• _Aim_: Scan the following material for the string "целевым" and copy each line in which it appears.

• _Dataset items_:
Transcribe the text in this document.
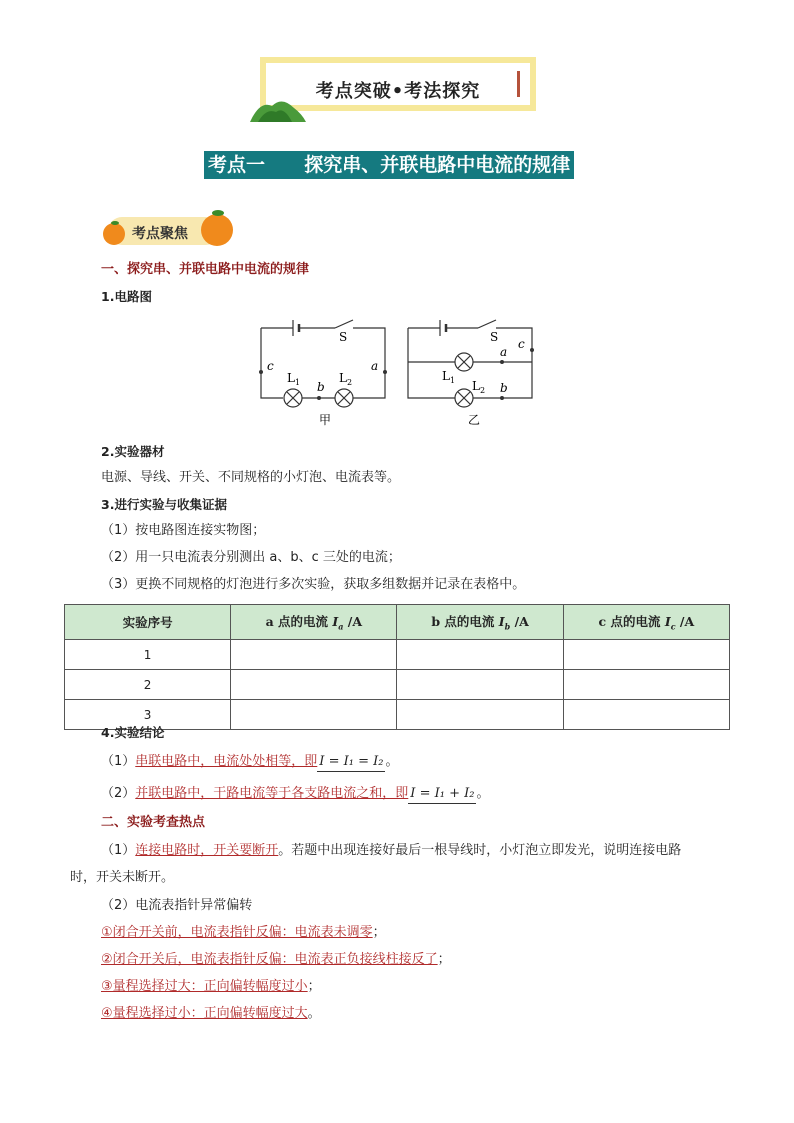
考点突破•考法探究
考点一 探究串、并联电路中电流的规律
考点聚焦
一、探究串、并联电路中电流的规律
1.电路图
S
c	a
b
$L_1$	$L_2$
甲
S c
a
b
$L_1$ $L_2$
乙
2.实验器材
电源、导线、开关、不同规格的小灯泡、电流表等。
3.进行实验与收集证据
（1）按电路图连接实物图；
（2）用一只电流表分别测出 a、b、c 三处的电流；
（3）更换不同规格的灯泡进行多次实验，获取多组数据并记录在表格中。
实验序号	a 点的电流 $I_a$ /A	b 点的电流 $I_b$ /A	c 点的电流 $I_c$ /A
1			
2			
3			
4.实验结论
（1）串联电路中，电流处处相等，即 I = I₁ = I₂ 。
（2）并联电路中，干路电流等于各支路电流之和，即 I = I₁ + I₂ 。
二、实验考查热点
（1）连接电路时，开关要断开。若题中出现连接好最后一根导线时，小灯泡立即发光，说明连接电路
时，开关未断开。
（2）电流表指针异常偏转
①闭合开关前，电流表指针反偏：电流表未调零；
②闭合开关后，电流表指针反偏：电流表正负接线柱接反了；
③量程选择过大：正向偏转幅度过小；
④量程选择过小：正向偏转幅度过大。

---

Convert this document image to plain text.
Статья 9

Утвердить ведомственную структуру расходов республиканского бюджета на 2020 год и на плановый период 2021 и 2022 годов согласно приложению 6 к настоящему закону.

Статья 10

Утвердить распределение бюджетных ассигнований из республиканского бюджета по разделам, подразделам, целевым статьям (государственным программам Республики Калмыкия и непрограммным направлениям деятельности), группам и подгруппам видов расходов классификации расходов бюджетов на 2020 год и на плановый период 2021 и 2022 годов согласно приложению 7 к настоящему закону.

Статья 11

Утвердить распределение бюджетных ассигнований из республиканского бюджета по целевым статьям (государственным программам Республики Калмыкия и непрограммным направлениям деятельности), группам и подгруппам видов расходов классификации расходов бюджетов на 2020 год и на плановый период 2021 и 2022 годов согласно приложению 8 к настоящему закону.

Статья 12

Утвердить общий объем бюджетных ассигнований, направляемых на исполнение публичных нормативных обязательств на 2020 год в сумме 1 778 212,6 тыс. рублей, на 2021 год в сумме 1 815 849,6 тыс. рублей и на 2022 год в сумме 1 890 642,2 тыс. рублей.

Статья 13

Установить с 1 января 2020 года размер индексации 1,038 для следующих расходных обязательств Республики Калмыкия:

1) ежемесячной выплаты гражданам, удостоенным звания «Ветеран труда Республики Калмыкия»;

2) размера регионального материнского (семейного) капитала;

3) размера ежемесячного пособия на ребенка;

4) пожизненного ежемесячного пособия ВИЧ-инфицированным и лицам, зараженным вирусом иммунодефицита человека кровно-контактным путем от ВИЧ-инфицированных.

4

• _The answer_:
Утвердить распределение бюджетных ассигнований из республиканского бюджета по разделам, подразделам, целевым статьям (государственным программам Республики Калмыкия и непрограммным направлениям деятельности), группам и подгруппам видов расходов классификации расходов бюджетов на 2020 год и на плановый период 2021 и 2022 годов согласно приложению 7 к настоящему закону.
Утвердить распределение бюджетных ассигнований из республиканского бюджета по целевым статьям (государственным программам Республики Калмыкия и непрограммным направлениям деятельности), группам и подгруппам видов расходов классификации расходов бюджетов на 2020 год и на плановый период 2021 и 2022 годов согласно приложению 8 к настоящему закону.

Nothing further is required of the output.